> Task statement: Could you print all the entries exactly?

> Stored data entries:
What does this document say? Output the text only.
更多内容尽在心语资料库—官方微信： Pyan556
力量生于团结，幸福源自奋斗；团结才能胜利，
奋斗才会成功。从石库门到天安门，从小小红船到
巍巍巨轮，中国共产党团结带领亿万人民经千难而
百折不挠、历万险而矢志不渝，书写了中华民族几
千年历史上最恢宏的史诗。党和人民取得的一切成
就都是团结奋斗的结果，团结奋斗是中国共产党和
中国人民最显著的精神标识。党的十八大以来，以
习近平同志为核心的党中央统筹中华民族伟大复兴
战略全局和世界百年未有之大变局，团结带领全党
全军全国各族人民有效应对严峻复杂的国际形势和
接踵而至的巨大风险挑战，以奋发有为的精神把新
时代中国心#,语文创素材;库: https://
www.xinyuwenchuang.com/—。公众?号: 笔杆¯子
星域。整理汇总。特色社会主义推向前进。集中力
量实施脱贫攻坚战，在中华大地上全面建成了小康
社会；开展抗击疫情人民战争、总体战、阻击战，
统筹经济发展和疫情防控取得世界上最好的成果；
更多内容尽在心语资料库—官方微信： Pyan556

> Finished answer:
What does this document say? Output the text only.
更多内容尽在心语资料库—官方微信： Pyan556
力量生于团结，幸福源自奋斗；团结才能胜利，
奋斗才会成功。从石库门到天安门，从小小红船到
巍巍巨轮，中国共产党团结带领亿万人民经千难而
百折不挠、历万险而矢志不渝，书写了中华民族几
千年历史上最恢宏的史诗。党和人民取得的一切成
就都是团结奋斗的结果，团结奋斗是中国共产党和
中国人民最显著的精神标识。党的十八大以来，以
习近平同志为核心的党中央统筹中华民族伟大复兴
战略全局和世界百年未有之大变局，团结带领全党
全军全国各族人民有效应对严峻复杂的国际形势和
接踵而至的巨大风险挑战，以奋发有为的精神把新
时代中国心#,语文创素材;库: https://
www.xinyuwenchuang.com/—。公众?号: 笔杆¯子
星域。整理汇总。特色社会主义推向前进。集中力
量实施脱贫攻坚战，在中华大地上全面建成了小康
社会；开展抗击疫情人民战争、总体战、阻击战，
统筹经济发展和疫情防控取得世界上最好的成果；
更多内容尽在心语资料库—官方微信： Pyan556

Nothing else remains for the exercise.